[Written problem]
Every line that includes the word "Civil" is to be listed.

-- Start --

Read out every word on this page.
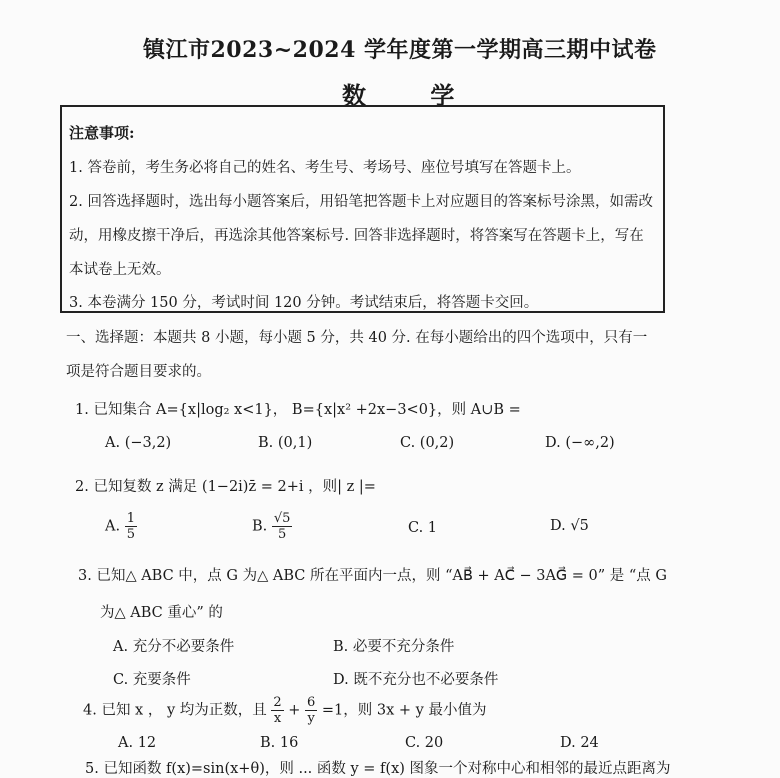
镇江市2023~2024 学年度第一学期高三期中试卷
数 学
注意事项:
1. 答卷前，考生务必将自己的姓名、考生号、考场号、座位号填写在答题卡上。
2. 回答选择题时，选出每小题答案后，用铅笔把答题卡上对应题目的答案标号涂黑，如需改
动，用橡皮擦干净后，再选涂其他答案标号. 回答非选择题时，将答案写在答题卡上，写在
本试卷上无效。
3. 本卷满分 150 分，考试时间 120 分钟。考试结束后，将答题卡交回。
一、选择题：本题共 8 小题，每小题 5 分，共 40 分. 在每小题给出的四个选项中，只有一
项是符合题目要求的。
1. 已知集合 A={x|log₂ x<1}， B={x|x² +2x−3<0}，则 A∪B =
A. (−3,2)	B. (0,1)	C. (0,2)	D. (−∞,2)
2. 已知复数 z 满足 (1−2i)z̄ = 2+i ，则| z |=
A. $\frac{1}{5}$	B. $\frac{√5}{5}$	C. 1	D. √5
3. 已知△ ABC 中，点 G 为△ ABC 所在平面内一点，则 “AB⃗ + AC⃗ − 3AG⃗ = 0” 是 “点 G
为△ ABC 重心” 的
A. 充分不必要条件	B. 必要不充分条件
C. 充要条件	D. 既不充分也不必要条件
4. 已知 x ， y 均为正数，且 $\frac{2}{x} + \frac{6}{y} =1$，则 3x + y 最小值为
A. 12	B. 16	C. 20	D. 24
5. 已知函数 f(x)=sin(x+θ)，则 ... 函数 y = f(x) 图象一个对称中心和相邻的最近点距离为
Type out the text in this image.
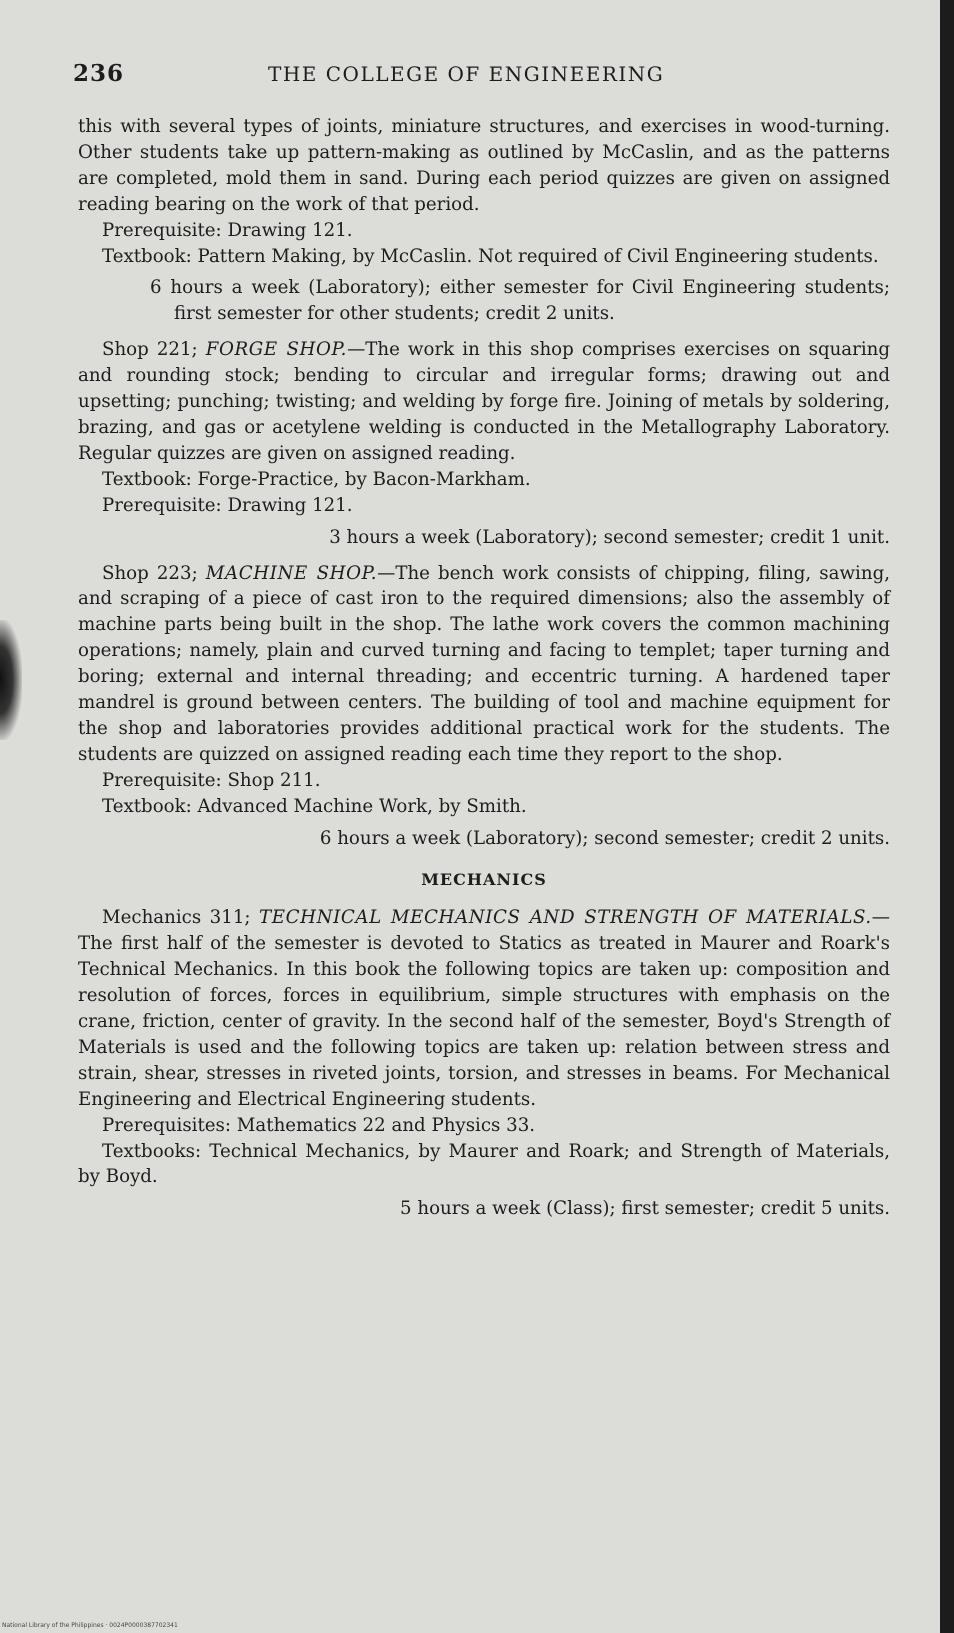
236	THE COLLEGE OF ENGINEERING

this with several types of joints, miniature structures, and exercises in wood-turning. Other students take up pattern-making as outlined by McCaslin, and as the patterns are completed, mold them in sand. During each period quizzes are given on assigned reading bearing on the work of that period.

Prerequisite: Drawing 121.

Textbook: Pattern Making, by McCaslin. Not required of Civil Engineering students.

6 hours a week (Laboratory); either semester for Civil Engineering students; first semester for other students; credit 2 units.

Shop 221; FORGE SHOP.—The work in this shop comprises exercises on squaring and rounding stock; bending to circular and irregular forms; drawing out and upsetting; punching; twisting; and welding by forge fire. Joining of metals by soldering, brazing, and gas or acetylene welding is conducted in the Metallography Laboratory. Regular quizzes are given on assigned reading.

Textbook: Forge-Practice, by Bacon-Markham.

Prerequisite: Drawing 121.

3 hours a week (Laboratory); second semester; credit 1 unit.

Shop 223; MACHINE SHOP.—The bench work consists of chipping, filing, sawing, and scraping of a piece of cast iron to the required dimensions; also the assembly of machine parts being built in the shop. The lathe work covers the common machining operations; namely, plain and curved turning and facing to templet; taper turning and boring; external and internal threading; and eccentric turning. A hardened taper mandrel is ground between centers. The building of tool and machine equipment for the shop and laboratories provides additional practical work for the students. The students are quizzed on assigned reading each time they report to the shop.

Prerequisite: Shop 211.

Textbook: Advanced Machine Work, by Smith.

6 hours a week (Laboratory); second semester; credit 2 units.

MECHANICS

Mechanics 311; TECHNICAL MECHANICS AND STRENGTH OF MATERIALS.—The first half of the semester is devoted to Statics as treated in Maurer and Roark's Technical Mechanics. In this book the following topics are taken up: composition and resolution of forces, forces in equilibrium, simple structures with emphasis on the crane, friction, center of gravity. In the second half of the semester, Boyd's Strength of Materials is used and the following topics are taken up: relation between stress and strain, shear, stresses in riveted joints, torsion, and stresses in beams. For Mechanical Engineering and Electrical Engineering students.

Prerequisites: Mathematics 22 and Physics 33.

Textbooks: Technical Mechanics, by Maurer and Roark; and Strength of Materials, by Boyd.

5 hours a week (Class); first semester; credit 5 units.

National Library of the Philippines · 0024P0000387702341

-- End --

[Solution for this task]
Textbook: Pattern Making, by McCaslin. Not required of Civil Engineering students.
6 hours a week (Laboratory); either semester for Civil Engineering students; first semester for other students; credit 2 units.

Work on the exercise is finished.